WHAT TO DO: From the entries below, report how many lines contain the string "name". Give only that number.
____ RECORDS FOR PROCESSING
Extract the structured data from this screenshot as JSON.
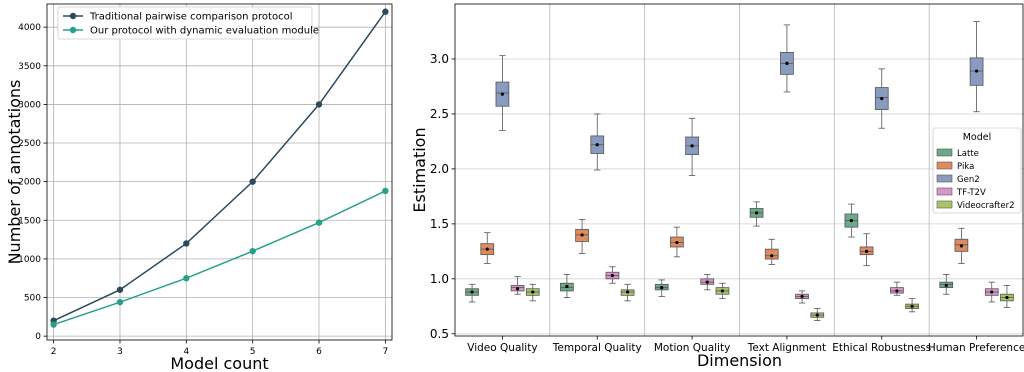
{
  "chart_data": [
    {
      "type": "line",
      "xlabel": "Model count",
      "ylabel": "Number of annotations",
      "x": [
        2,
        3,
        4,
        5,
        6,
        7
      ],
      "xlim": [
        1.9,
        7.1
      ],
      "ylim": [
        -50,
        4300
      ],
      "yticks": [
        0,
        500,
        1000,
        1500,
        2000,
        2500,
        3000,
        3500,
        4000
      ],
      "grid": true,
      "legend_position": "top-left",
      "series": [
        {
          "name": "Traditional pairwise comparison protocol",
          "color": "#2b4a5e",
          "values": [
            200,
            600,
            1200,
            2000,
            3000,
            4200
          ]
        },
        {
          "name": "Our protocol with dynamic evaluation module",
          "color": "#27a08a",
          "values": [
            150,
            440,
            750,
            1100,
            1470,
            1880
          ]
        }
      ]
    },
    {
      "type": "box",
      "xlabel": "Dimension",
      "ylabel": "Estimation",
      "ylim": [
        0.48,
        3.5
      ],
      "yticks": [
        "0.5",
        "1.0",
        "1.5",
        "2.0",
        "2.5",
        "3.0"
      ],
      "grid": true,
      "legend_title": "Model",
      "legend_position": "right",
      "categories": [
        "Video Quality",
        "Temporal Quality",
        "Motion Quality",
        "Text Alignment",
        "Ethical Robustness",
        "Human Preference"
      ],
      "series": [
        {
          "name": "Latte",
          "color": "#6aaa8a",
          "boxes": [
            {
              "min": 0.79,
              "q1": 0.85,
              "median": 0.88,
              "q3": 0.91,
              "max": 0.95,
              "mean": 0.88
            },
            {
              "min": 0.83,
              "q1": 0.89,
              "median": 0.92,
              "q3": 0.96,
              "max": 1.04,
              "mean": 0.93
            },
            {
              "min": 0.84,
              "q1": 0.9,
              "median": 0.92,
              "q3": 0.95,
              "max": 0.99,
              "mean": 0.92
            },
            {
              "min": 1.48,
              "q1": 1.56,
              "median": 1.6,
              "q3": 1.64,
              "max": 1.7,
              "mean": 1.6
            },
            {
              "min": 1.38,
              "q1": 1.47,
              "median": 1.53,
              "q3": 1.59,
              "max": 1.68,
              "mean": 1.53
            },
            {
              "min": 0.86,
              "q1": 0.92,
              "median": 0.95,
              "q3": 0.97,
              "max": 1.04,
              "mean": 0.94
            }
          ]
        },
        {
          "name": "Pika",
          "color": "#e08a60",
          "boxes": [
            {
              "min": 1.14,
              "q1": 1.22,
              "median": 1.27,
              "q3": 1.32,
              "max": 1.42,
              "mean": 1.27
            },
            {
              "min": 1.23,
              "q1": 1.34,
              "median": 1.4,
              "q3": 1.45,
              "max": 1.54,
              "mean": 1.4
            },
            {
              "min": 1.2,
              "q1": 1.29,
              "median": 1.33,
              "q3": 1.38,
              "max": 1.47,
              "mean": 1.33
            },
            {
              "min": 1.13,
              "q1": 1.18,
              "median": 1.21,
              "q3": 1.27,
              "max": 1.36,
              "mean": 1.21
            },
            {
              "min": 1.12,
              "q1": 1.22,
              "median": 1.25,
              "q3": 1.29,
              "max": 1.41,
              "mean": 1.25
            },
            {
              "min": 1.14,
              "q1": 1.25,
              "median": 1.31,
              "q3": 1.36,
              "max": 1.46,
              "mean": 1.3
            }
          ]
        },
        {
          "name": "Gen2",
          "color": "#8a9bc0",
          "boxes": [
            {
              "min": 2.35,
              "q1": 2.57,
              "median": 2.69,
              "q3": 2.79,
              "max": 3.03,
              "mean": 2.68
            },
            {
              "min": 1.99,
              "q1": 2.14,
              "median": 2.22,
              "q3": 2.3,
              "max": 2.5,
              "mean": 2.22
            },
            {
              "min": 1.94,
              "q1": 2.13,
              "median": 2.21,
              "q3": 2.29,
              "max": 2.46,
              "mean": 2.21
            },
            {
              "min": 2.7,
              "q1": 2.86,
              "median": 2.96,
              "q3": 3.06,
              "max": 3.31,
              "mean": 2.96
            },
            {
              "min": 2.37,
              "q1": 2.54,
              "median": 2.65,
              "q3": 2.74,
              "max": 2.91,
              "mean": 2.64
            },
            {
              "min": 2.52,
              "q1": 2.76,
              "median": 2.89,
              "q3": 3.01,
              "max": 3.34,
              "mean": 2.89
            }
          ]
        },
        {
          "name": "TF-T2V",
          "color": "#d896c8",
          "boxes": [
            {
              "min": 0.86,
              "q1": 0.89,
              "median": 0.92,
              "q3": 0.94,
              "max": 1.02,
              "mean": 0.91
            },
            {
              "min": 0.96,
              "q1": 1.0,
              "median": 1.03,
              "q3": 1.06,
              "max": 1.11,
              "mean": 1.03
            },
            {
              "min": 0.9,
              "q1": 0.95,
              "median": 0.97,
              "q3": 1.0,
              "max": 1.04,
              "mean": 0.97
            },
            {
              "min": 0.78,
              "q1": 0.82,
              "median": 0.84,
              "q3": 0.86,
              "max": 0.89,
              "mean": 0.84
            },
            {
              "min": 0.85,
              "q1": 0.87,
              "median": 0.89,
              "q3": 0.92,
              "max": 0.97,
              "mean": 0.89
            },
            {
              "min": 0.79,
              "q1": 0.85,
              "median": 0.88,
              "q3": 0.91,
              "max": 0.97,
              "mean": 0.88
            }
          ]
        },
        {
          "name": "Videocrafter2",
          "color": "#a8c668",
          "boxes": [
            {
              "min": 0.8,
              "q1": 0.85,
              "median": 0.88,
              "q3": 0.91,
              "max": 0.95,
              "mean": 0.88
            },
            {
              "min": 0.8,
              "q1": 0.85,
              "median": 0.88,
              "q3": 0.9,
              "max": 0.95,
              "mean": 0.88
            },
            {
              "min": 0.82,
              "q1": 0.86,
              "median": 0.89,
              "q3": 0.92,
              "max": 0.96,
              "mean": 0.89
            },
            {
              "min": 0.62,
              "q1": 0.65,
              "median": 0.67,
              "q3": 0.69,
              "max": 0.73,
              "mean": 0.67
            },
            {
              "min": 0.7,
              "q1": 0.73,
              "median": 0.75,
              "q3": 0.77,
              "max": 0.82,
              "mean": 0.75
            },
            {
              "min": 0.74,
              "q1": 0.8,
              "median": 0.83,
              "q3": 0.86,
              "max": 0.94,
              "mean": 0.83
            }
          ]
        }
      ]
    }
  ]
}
________
ANSWER TO THIS PROBLEM: 7